TASK INPUT:
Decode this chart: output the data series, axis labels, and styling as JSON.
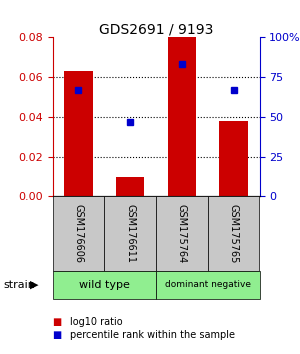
{
  "title": "GDS2691 / 9193",
  "samples": [
    "GSM176606",
    "GSM176611",
    "GSM175764",
    "GSM175765"
  ],
  "bar_values": [
    0.063,
    0.01,
    0.08,
    0.038
  ],
  "percentile_values": [
    67,
    47,
    83,
    67
  ],
  "left_ylim": [
    0,
    0.08
  ],
  "right_ylim": [
    0,
    100
  ],
  "left_yticks": [
    0,
    0.02,
    0.04,
    0.06,
    0.08
  ],
  "right_yticks": [
    0,
    25,
    50,
    75,
    100
  ],
  "right_yticklabels": [
    "0",
    "25",
    "50",
    "75",
    "100%"
  ],
  "bar_color": "#CC0000",
  "dot_color": "#0000CC",
  "bar_width": 0.55,
  "title_color": "#000000",
  "left_tick_color": "#CC0000",
  "right_tick_color": "#0000CC",
  "background_color": "#ffffff",
  "legend_red_label": "log10 ratio",
  "legend_blue_label": "percentile rank within the sample",
  "strain_label": "strain",
  "group_box_bg": "#C8C8C8",
  "group_color": "#90EE90",
  "groups": [
    {
      "label": "wild type",
      "start": 0,
      "end": 2
    },
    {
      "label": "dominant negative",
      "start": 2,
      "end": 4
    }
  ]
}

EXERCISE REQUIREMENTS: Nothing in the entries above should change when they are printed again, except that the pictures are dropped.

OUTPUT OF THE EXERCISE:
Decode this chart: output the data series, axis labels, and styling as JSON.
{
  "title": "GDS2691 / 9193",
  "samples": [
    "GSM176606",
    "GSM176611",
    "GSM175764",
    "GSM175765"
  ],
  "bar_values": [
    0.063,
    0.01,
    0.08,
    0.038
  ],
  "percentile_values": [
    67,
    47,
    83,
    67
  ],
  "left_ylim": [
    0,
    0.08
  ],
  "right_ylim": [
    0,
    100
  ],
  "left_yticks": [
    0,
    0.02,
    0.04,
    0.06,
    0.08
  ],
  "right_yticks": [
    0,
    25,
    50,
    75,
    100
  ],
  "right_yticklabels": [
    "0",
    "25",
    "50",
    "75",
    "100%"
  ],
  "bar_color": "#CC0000",
  "dot_color": "#0000CC",
  "bar_width": 0.55,
  "title_color": "#000000",
  "left_tick_color": "#CC0000",
  "right_tick_color": "#0000CC",
  "background_color": "#ffffff",
  "legend_red_label": "log10 ratio",
  "legend_blue_label": "percentile rank within the sample",
  "strain_label": "strain",
  "group_box_bg": "#C8C8C8",
  "group_color": "#90EE90",
  "groups": [
    {
      "label": "wild type",
      "start": 0,
      "end": 2
    },
    {
      "label": "dominant negative",
      "start": 2,
      "end": 4
    }
  ]
}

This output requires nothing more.